(Chart and figure data):
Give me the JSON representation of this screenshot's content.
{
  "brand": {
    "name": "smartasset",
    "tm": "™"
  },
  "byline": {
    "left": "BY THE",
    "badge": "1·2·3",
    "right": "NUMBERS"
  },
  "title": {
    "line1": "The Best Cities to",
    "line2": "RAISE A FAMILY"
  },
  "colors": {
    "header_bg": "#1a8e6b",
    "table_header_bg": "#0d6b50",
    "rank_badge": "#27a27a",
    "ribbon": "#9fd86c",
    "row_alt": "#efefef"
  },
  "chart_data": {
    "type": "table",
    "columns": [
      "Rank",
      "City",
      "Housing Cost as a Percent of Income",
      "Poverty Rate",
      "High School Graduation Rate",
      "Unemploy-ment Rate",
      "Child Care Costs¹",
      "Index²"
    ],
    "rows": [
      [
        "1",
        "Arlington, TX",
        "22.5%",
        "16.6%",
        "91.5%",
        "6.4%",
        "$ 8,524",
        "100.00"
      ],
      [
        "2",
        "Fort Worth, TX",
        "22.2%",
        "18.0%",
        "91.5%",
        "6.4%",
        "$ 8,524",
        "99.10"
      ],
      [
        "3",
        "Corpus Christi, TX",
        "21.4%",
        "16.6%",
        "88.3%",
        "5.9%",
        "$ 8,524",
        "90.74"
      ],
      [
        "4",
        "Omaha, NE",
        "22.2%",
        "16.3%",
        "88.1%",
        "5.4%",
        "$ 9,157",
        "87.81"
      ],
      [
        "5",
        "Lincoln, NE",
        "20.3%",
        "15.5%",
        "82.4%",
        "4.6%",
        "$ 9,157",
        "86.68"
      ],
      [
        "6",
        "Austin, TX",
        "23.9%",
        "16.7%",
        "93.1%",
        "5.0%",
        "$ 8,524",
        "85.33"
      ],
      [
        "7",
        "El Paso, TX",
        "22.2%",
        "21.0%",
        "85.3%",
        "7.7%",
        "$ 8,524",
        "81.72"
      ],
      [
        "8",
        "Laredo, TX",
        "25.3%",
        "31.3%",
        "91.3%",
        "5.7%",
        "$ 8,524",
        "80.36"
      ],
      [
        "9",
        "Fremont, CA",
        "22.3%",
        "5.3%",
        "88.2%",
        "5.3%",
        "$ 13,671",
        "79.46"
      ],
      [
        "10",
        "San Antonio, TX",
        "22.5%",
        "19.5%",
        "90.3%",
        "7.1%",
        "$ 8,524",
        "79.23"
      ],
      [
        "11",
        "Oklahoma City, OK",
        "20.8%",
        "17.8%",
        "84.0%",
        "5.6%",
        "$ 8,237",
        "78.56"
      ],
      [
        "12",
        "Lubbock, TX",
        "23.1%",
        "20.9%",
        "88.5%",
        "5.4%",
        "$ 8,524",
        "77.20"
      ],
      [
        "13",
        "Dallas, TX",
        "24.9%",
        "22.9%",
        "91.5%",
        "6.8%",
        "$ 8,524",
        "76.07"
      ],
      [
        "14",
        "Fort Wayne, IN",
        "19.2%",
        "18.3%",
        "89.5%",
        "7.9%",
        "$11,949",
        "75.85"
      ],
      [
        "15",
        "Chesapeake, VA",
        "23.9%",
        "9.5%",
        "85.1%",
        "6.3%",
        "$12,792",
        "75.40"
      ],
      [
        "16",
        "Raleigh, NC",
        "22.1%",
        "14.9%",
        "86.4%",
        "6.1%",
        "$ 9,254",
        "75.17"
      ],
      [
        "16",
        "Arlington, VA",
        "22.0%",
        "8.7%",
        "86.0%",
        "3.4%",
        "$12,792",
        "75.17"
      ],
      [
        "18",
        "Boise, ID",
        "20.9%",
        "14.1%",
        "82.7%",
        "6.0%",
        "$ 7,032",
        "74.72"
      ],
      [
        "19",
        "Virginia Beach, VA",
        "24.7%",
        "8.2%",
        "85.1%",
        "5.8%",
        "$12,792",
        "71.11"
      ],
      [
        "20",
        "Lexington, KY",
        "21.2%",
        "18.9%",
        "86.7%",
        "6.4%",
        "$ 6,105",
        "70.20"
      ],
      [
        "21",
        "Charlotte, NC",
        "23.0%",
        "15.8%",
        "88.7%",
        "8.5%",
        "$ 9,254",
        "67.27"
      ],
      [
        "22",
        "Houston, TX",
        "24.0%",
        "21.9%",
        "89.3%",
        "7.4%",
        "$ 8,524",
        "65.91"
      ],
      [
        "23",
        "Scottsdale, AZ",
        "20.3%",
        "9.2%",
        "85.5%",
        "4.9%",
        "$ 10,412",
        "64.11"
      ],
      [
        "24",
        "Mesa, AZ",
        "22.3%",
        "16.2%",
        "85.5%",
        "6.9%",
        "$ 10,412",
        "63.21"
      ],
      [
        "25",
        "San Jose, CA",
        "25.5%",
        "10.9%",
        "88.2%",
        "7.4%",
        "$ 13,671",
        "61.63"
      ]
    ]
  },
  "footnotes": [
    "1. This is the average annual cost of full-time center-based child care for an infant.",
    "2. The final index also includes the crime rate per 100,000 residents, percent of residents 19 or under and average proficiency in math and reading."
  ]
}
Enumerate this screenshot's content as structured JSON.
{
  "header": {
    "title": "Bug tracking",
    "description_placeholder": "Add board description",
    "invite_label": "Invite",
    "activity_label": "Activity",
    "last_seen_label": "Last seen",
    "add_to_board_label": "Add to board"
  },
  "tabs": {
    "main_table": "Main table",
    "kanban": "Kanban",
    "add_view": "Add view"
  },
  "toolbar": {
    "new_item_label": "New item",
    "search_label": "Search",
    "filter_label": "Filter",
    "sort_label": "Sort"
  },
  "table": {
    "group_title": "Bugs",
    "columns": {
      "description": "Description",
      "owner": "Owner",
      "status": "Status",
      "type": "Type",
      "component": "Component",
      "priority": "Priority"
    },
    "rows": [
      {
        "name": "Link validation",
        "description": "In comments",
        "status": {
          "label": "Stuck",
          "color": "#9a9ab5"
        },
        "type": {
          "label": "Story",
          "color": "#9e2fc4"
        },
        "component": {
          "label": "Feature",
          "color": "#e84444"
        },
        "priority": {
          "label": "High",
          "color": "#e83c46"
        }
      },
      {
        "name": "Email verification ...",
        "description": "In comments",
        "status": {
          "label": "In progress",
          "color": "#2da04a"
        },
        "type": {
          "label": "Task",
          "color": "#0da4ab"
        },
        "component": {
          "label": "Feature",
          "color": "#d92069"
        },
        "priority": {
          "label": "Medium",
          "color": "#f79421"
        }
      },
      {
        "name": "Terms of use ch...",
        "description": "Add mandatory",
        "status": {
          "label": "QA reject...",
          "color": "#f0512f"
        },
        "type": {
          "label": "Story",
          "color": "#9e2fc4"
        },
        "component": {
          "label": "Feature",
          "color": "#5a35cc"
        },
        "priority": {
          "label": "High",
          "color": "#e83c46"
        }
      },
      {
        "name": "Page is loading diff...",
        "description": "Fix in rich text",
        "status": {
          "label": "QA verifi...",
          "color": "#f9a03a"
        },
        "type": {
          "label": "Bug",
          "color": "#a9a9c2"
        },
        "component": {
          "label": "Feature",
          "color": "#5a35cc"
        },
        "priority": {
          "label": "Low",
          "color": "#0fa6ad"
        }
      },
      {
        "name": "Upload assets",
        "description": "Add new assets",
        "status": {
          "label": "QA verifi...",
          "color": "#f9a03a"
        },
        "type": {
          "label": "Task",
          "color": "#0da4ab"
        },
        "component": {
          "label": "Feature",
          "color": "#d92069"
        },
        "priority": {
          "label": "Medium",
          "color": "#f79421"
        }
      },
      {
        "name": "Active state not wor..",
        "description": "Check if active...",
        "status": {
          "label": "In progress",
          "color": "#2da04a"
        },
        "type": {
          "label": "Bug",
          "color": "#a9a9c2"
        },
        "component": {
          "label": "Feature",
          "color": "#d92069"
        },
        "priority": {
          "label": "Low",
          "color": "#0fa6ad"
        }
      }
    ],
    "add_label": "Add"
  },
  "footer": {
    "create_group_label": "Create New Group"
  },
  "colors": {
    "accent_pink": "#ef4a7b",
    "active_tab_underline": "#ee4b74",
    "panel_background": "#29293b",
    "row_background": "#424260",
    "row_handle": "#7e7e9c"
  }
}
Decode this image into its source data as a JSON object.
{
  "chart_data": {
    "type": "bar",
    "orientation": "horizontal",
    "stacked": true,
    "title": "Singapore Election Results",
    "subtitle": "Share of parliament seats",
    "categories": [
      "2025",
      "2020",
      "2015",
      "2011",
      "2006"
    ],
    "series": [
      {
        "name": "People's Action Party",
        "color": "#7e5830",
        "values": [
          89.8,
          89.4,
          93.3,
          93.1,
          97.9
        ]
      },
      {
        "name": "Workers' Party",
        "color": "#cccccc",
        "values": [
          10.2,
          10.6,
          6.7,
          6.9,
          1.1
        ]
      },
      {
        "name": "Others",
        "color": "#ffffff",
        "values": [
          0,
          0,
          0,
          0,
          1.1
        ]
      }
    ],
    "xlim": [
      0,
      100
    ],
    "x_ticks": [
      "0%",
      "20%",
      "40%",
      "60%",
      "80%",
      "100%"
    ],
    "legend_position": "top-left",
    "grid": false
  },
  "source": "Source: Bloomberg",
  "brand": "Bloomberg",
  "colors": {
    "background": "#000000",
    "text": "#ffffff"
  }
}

(Exercise details): Go through the entries above and pull out each line with "screenshot" in it.

(Worked solution):
Give me the JSON representation of this screenshot's content.
Enumerate this screenshot's content as structured JSON.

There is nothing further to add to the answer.